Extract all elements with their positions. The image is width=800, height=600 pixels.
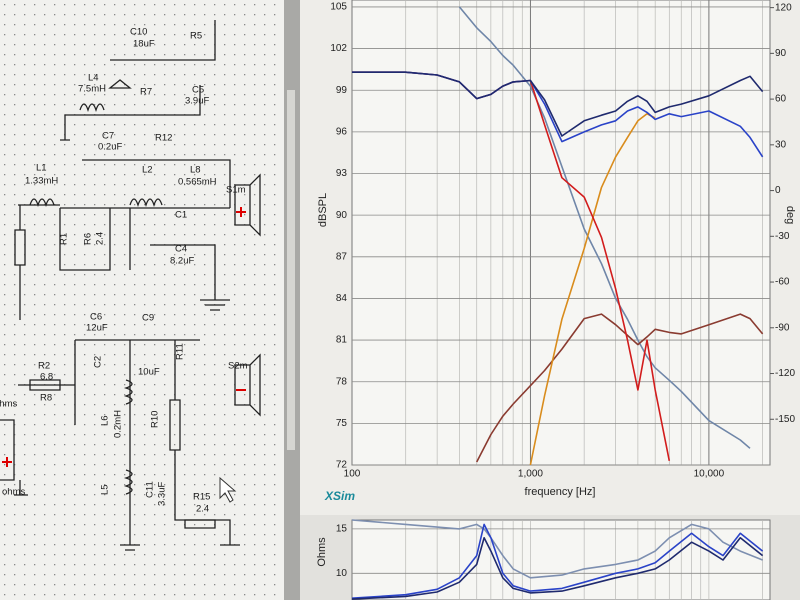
component-value[interactable]: 8.2uF bbox=[170, 256, 194, 267]
y2-tick-label: -90 bbox=[775, 322, 790, 333]
y-tick-label: 10 bbox=[336, 568, 348, 579]
y-tick-label: 15 bbox=[336, 524, 348, 535]
component-value[interactable]: 0.2uF bbox=[98, 142, 122, 153]
y-axis-label: Ohms bbox=[316, 537, 328, 567]
component-value[interactable]: 1.33mH bbox=[25, 176, 58, 187]
response-curve bbox=[529, 113, 656, 466]
schematic-labels: C10 18uF R5 L4 7.5mH R7 C5 3.9uF C7 0.2u… bbox=[0, 27, 248, 515]
y-tick-label: 78 bbox=[336, 376, 348, 387]
component-label[interactable]: R10 bbox=[150, 411, 161, 428]
y-tick-label: 102 bbox=[330, 43, 347, 54]
source-label[interactable]: ohms bbox=[0, 399, 17, 410]
x-tick-label: 1,000 bbox=[518, 469, 543, 480]
component-label[interactable]: C1 bbox=[175, 210, 187, 221]
component-label[interactable]: C5 bbox=[192, 85, 204, 96]
y2-tick-label: 60 bbox=[775, 94, 787, 105]
component-value[interactable]: 7.5mH bbox=[78, 84, 106, 95]
component-value[interactable]: 10uF bbox=[138, 367, 160, 378]
impedance-plot-area bbox=[351, 519, 771, 600]
y2-tick-label: -120 bbox=[775, 368, 795, 379]
component-label[interactable]: R7 bbox=[140, 87, 152, 98]
response-curve bbox=[351, 519, 763, 579]
component-label[interactable]: R8 bbox=[40, 393, 52, 404]
y-tick-label: 72 bbox=[336, 460, 348, 471]
response-curve bbox=[475, 313, 764, 463]
component-label[interactable]: S1m bbox=[226, 185, 246, 196]
scrollbar-thumb[interactable] bbox=[287, 90, 295, 450]
y-tick-label: 99 bbox=[336, 85, 348, 96]
response-curve bbox=[351, 537, 764, 600]
component-label[interactable]: C7 bbox=[102, 131, 114, 142]
x-tick-label: 10,000 bbox=[694, 469, 725, 480]
component-label[interactable]: R5 bbox=[190, 31, 202, 42]
component-value[interactable]: 18uF bbox=[133, 39, 155, 50]
y2-tick-label: 90 bbox=[775, 48, 787, 59]
component-label[interactable]: R6 bbox=[83, 233, 94, 245]
component-label[interactable]: C4 bbox=[175, 244, 187, 255]
component-value[interactable]: 0.2mH bbox=[113, 410, 124, 438]
component-value[interactable]: 2.4 bbox=[196, 504, 209, 515]
component-value[interactable]: 3.3uF bbox=[157, 482, 168, 506]
y-axis-label: dBSPL bbox=[317, 193, 329, 227]
y-tick-label: 75 bbox=[336, 418, 348, 429]
component-label[interactable]: L5 bbox=[100, 484, 111, 495]
component-label[interactable]: L1 bbox=[36, 163, 47, 174]
y-tick-label: 84 bbox=[336, 293, 348, 304]
speaker-polarity bbox=[236, 207, 246, 391]
y-tick-label: 87 bbox=[336, 251, 348, 262]
y-tick-label: 93 bbox=[336, 168, 348, 179]
response-curve bbox=[351, 523, 764, 599]
y2-tick-label: -150 bbox=[775, 414, 795, 425]
response-curve bbox=[458, 6, 751, 449]
y2-tick-label: 120 bbox=[775, 2, 792, 13]
x-axis-label: frequency [Hz] bbox=[525, 486, 596, 498]
y2-tick-label: 30 bbox=[775, 139, 787, 150]
y2-tick-label: 0 bbox=[775, 185, 781, 196]
component-label[interactable]: C6 bbox=[90, 312, 102, 323]
y-tick-label: 90 bbox=[336, 210, 348, 221]
component-label[interactable]: R15 bbox=[193, 492, 210, 503]
component-label[interactable]: L8 bbox=[190, 165, 201, 176]
source-polarity bbox=[2, 457, 12, 467]
y-tick-label: 81 bbox=[336, 335, 348, 346]
y2-tick-label: -30 bbox=[775, 231, 790, 242]
mouse-cursor bbox=[219, 476, 237, 503]
response-curve bbox=[352, 71, 764, 137]
source-label[interactable]: ohms bbox=[2, 487, 25, 498]
component-label[interactable]: C11 bbox=[145, 481, 156, 498]
app-brand: XSim bbox=[324, 489, 355, 503]
y2-tick-label: -60 bbox=[775, 277, 790, 288]
component-label[interactable]: L6 bbox=[100, 415, 111, 426]
y2-axis-label: deg bbox=[784, 206, 796, 224]
component-label[interactable]: L2 bbox=[142, 165, 153, 176]
component-label[interactable]: R11 bbox=[175, 343, 186, 360]
component-label[interactable]: C2 bbox=[93, 356, 104, 368]
component-label[interactable]: S2m bbox=[228, 361, 248, 372]
x-tick-label: 100 bbox=[344, 469, 361, 480]
component-label[interactable]: C10 bbox=[130, 27, 147, 38]
schematic-grid bbox=[0, 0, 284, 600]
component-label[interactable]: L4 bbox=[88, 73, 99, 84]
component-label[interactable]: R1 bbox=[59, 233, 70, 245]
component-value[interactable]: 3.9uF bbox=[185, 96, 209, 107]
component-value[interactable]: 2.4 bbox=[95, 232, 106, 245]
component-label[interactable]: R2 bbox=[38, 361, 50, 372]
component-value[interactable]: 12uF bbox=[86, 323, 108, 334]
y-tick-label: 105 bbox=[330, 2, 347, 13]
schematic-wires bbox=[0, 20, 261, 551]
component-label[interactable]: C9 bbox=[142, 313, 154, 324]
spl-plot-area bbox=[351, 0, 771, 466]
component-label[interactable]: R12 bbox=[155, 133, 172, 144]
component-value[interactable]: 6.8 bbox=[40, 372, 53, 383]
y-tick-label: 96 bbox=[336, 127, 348, 138]
component-value[interactable]: 0.565mH bbox=[178, 177, 217, 188]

******

Change every "response-curve" in the material above to "frequency-curve" and write all the lines out again with nothing else altered. Leave the picture out of your answer.

Completed task:
Extract all elements with their positions. The image is width=800, height=600 pixels.
component-value[interactable]: 8.2uF bbox=[170, 256, 194, 267]
y2-tick-label: -90 bbox=[775, 322, 790, 333]
y-tick-label: 10 bbox=[336, 568, 348, 579]
y-tick-label: 15 bbox=[336, 524, 348, 535]
component-value[interactable]: 0.2uF bbox=[98, 142, 122, 153]
y-axis-label: Ohms bbox=[316, 537, 328, 567]
component-value[interactable]: 1.33mH bbox=[25, 176, 58, 187]
frequency-curve bbox=[529, 113, 656, 466]
schematic-labels: C10 18uF R5 L4 7.5mH R7 C5 3.9uF C7 0.2u… bbox=[0, 27, 248, 515]
y-tick-label: 78 bbox=[336, 376, 348, 387]
component-label[interactable]: R10 bbox=[150, 411, 161, 428]
y-tick-label: 102 bbox=[330, 43, 347, 54]
source-label[interactable]: ohms bbox=[0, 399, 17, 410]
x-tick-label: 1,000 bbox=[518, 469, 543, 480]
component-label[interactable]: C1 bbox=[175, 210, 187, 221]
component-label[interactable]: C5 bbox=[192, 85, 204, 96]
y2-tick-label: 60 bbox=[775, 94, 787, 105]
component-value[interactable]: 7.5mH bbox=[78, 84, 106, 95]
component-value[interactable]: 10uF bbox=[138, 367, 160, 378]
impedance-plot-area bbox=[351, 519, 771, 600]
y2-tick-label: -120 bbox=[775, 368, 795, 379]
component-label[interactable]: R7 bbox=[140, 87, 152, 98]
frequency-curve bbox=[351, 519, 763, 579]
component-label[interactable]: R8 bbox=[40, 393, 52, 404]
y-tick-label: 72 bbox=[336, 460, 348, 471]
frequency-curve bbox=[475, 313, 764, 463]
component-label[interactable]: S1m bbox=[226, 185, 246, 196]
scrollbar-thumb[interactable] bbox=[287, 90, 295, 450]
y-tick-label: 99 bbox=[336, 85, 348, 96]
frequency-curve bbox=[351, 537, 764, 600]
component-label[interactable]: C7 bbox=[102, 131, 114, 142]
x-tick-label: 10,000 bbox=[694, 469, 725, 480]
component-label[interactable]: R5 bbox=[190, 31, 202, 42]
component-value[interactable]: 18uF bbox=[133, 39, 155, 50]
y2-tick-label: 90 bbox=[775, 48, 787, 59]
component-label[interactable]: R6 bbox=[83, 233, 94, 245]
component-label[interactable]: C4 bbox=[175, 244, 187, 255]
component-value[interactable]: 0.2mH bbox=[113, 410, 124, 438]
component-value[interactable]: 2.4 bbox=[196, 504, 209, 515]
component-value[interactable]: 3.3uF bbox=[157, 482, 168, 506]
y-axis-label: dBSPL bbox=[317, 193, 329, 227]
y-tick-label: 75 bbox=[336, 418, 348, 429]
component-label[interactable]: L5 bbox=[100, 484, 111, 495]
component-label[interactable]: L1 bbox=[36, 163, 47, 174]
y-tick-label: 84 bbox=[336, 293, 348, 304]
speaker-polarity bbox=[236, 207, 246, 391]
y-tick-label: 87 bbox=[336, 251, 348, 262]
y-tick-label: 93 bbox=[336, 168, 348, 179]
frequency-curve bbox=[351, 523, 764, 599]
y2-tick-label: -150 bbox=[775, 414, 795, 425]
frequency-curve bbox=[458, 6, 751, 449]
y2-tick-label: 120 bbox=[775, 2, 792, 13]
x-axis-label: frequency [Hz] bbox=[525, 486, 596, 498]
y2-tick-label: 30 bbox=[775, 139, 787, 150]
y2-tick-label: 0 bbox=[775, 185, 781, 196]
component-label[interactable]: C6 bbox=[90, 312, 102, 323]
y-tick-label: 90 bbox=[336, 210, 348, 221]
component-label[interactable]: R15 bbox=[193, 492, 210, 503]
component-label[interactable]: L8 bbox=[190, 165, 201, 176]
source-polarity bbox=[2, 457, 12, 467]
y-tick-label: 81 bbox=[336, 335, 348, 346]
y2-tick-label: -30 bbox=[775, 231, 790, 242]
mouse-cursor bbox=[219, 476, 237, 503]
frequency-curve bbox=[352, 71, 764, 137]
source-label[interactable]: ohms bbox=[2, 487, 25, 498]
component-label[interactable]: C11 bbox=[145, 481, 156, 498]
app-brand: XSim bbox=[324, 489, 355, 503]
y2-tick-label: -60 bbox=[775, 277, 790, 288]
component-label[interactable]: L6 bbox=[100, 415, 111, 426]
y2-axis-label: deg bbox=[784, 206, 796, 224]
component-label[interactable]: L2 bbox=[142, 165, 153, 176]
component-label[interactable]: R11 bbox=[175, 343, 186, 360]
component-label[interactable]: C2 bbox=[93, 356, 104, 368]
component-label[interactable]: S2m bbox=[228, 361, 248, 372]
x-tick-label: 100 bbox=[344, 469, 361, 480]
component-label[interactable]: C10 bbox=[130, 27, 147, 38]
schematic-grid bbox=[0, 0, 284, 600]
component-label[interactable]: L4 bbox=[88, 73, 99, 84]
component-label[interactable]: R1 bbox=[59, 233, 70, 245]
component-value[interactable]: 3.9uF bbox=[185, 96, 209, 107]
component-value[interactable]: 2.4 bbox=[95, 232, 106, 245]
component-label[interactable]: R2 bbox=[38, 361, 50, 372]
component-value[interactable]: 12uF bbox=[86, 323, 108, 334]
y-tick-label: 105 bbox=[330, 2, 347, 13]
schematic-wires bbox=[0, 20, 261, 551]
component-label[interactable]: C9 bbox=[142, 313, 154, 324]
spl-plot-area bbox=[351, 0, 771, 466]
component-label[interactable]: R12 bbox=[155, 133, 172, 144]
component-value[interactable]: 6.8 bbox=[40, 372, 53, 383]
y-tick-label: 96 bbox=[336, 127, 348, 138]
component-value[interactable]: 0.565mH bbox=[178, 177, 217, 188]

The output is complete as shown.